* Aim *
Which lines hold the word "relaciona"? Copy each of them from the material.

* Stored data entries *
===
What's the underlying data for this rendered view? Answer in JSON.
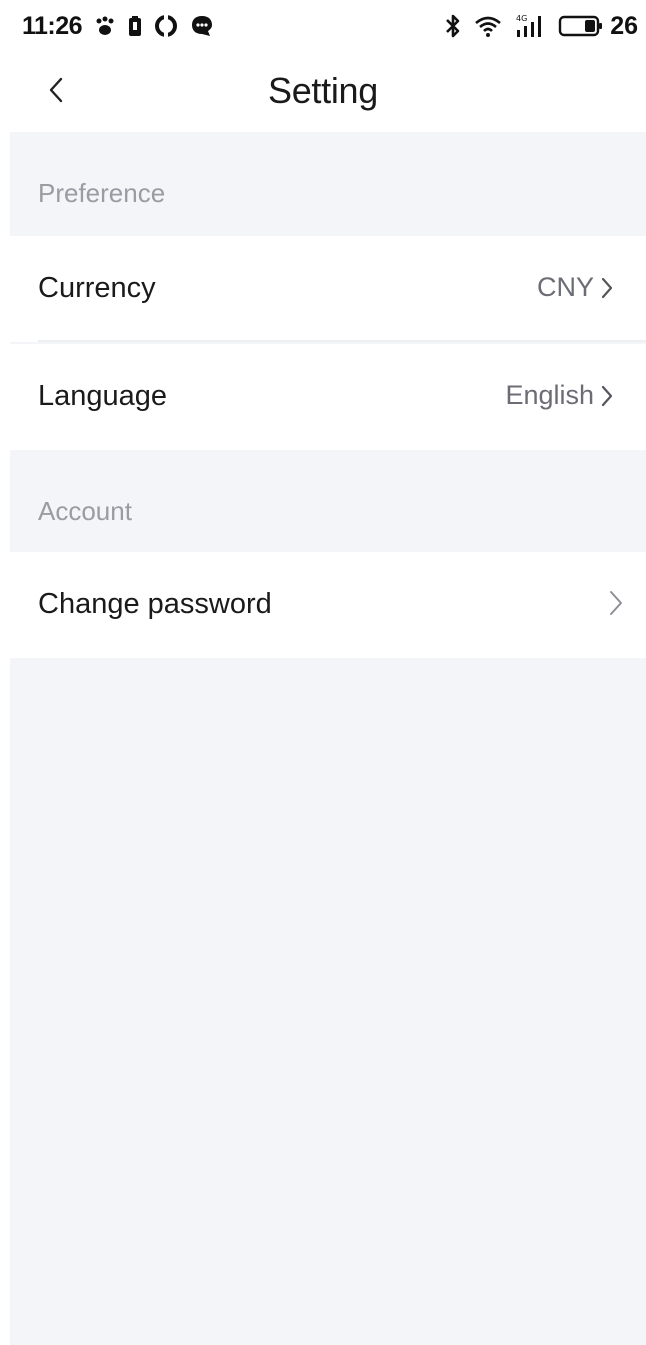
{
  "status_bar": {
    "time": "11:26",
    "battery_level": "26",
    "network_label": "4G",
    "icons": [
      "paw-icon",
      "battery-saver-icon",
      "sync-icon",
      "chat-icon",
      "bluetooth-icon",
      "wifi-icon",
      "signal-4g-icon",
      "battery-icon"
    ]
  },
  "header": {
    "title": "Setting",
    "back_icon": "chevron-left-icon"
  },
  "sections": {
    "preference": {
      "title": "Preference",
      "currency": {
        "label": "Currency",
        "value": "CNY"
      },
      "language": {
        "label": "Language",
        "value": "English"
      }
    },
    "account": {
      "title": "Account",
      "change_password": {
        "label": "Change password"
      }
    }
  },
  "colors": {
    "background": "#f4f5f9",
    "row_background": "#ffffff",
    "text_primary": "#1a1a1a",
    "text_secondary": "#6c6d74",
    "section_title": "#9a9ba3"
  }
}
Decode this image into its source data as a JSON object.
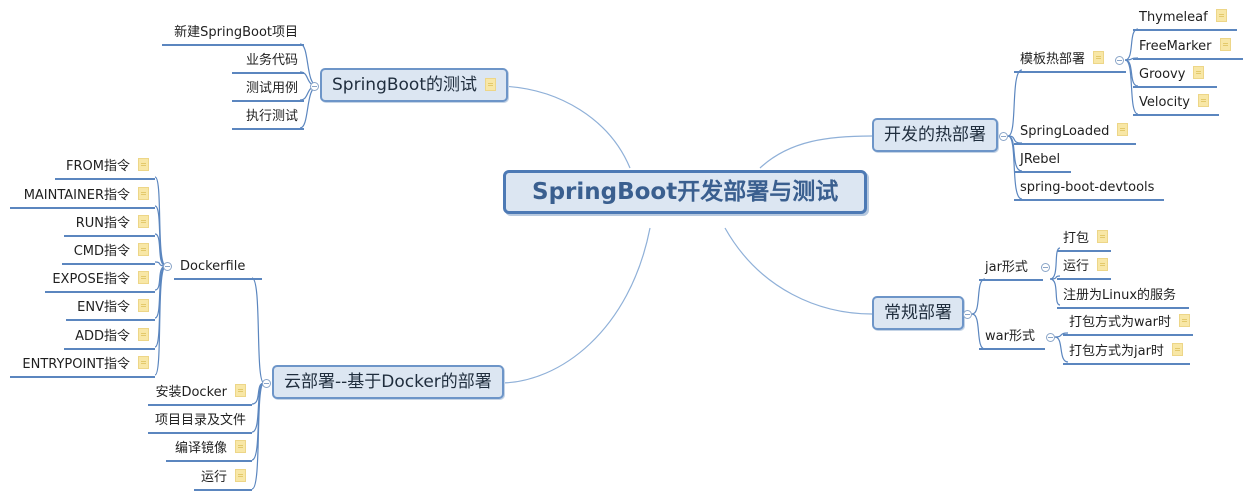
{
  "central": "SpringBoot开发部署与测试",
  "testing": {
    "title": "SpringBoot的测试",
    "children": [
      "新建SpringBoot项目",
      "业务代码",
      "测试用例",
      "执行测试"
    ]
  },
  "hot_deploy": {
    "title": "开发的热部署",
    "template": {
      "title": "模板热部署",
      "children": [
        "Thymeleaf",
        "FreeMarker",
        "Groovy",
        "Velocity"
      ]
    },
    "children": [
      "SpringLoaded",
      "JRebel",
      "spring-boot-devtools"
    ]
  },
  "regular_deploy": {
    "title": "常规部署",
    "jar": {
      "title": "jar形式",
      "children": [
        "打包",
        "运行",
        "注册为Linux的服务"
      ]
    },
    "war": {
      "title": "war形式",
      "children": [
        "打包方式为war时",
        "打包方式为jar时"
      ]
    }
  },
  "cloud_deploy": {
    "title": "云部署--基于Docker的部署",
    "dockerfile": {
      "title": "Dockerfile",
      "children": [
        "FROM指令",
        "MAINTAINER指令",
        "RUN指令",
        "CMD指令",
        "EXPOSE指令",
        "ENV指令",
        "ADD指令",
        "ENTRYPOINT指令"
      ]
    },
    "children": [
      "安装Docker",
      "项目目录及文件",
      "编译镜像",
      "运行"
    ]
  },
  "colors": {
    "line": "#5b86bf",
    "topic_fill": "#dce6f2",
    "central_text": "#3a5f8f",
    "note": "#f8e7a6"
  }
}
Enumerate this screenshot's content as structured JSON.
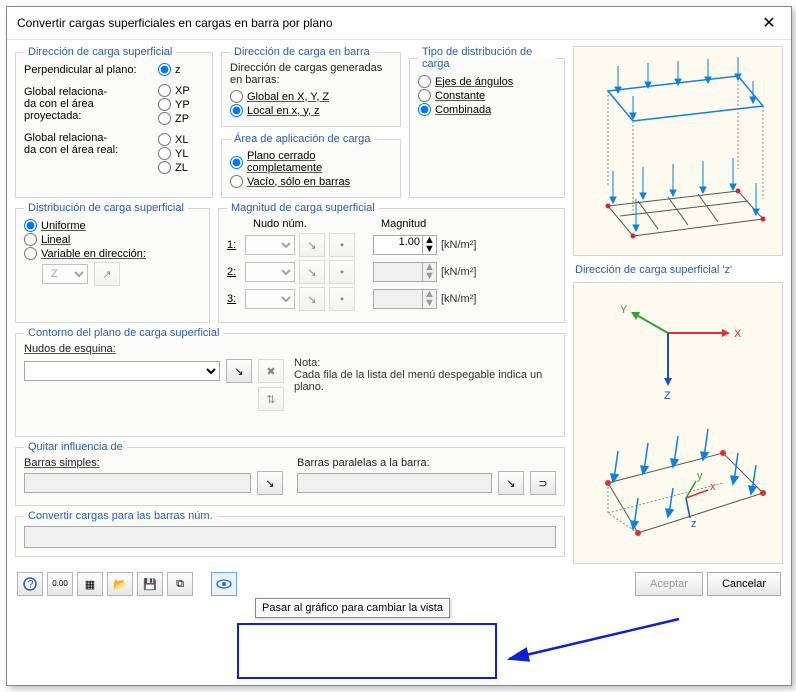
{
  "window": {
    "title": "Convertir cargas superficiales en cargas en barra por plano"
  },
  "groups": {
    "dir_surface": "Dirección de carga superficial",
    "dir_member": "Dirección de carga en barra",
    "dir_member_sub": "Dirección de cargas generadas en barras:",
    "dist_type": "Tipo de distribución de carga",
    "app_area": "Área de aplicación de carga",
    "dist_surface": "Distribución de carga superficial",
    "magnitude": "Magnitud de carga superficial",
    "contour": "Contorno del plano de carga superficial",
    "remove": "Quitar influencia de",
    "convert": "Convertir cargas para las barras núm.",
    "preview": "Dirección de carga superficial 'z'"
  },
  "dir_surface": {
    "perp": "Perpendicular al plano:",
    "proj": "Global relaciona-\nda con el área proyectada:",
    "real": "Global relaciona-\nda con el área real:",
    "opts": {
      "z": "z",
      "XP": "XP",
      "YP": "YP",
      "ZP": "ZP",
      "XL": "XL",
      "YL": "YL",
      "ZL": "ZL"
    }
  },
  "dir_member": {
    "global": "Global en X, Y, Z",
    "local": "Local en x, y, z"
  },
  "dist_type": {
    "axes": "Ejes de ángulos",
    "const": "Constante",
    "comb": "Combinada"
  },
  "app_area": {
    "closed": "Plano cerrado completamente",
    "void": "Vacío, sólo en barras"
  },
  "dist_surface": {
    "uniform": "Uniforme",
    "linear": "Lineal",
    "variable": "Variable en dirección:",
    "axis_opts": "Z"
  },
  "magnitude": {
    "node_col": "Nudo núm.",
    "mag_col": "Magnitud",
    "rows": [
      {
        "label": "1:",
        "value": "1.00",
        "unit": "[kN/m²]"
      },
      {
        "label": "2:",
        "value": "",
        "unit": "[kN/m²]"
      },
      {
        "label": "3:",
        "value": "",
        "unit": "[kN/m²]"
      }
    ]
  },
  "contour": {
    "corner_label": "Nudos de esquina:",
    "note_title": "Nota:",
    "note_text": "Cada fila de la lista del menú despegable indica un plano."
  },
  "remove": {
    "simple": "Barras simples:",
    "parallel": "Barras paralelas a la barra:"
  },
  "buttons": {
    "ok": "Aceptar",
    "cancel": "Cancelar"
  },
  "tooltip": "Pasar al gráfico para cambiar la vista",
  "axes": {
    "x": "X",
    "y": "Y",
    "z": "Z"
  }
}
===
* Task answer *
    "proj": "Global relaciona-\nda con el área proyectada:",
    "real": "Global relaciona-\nda con el área real:",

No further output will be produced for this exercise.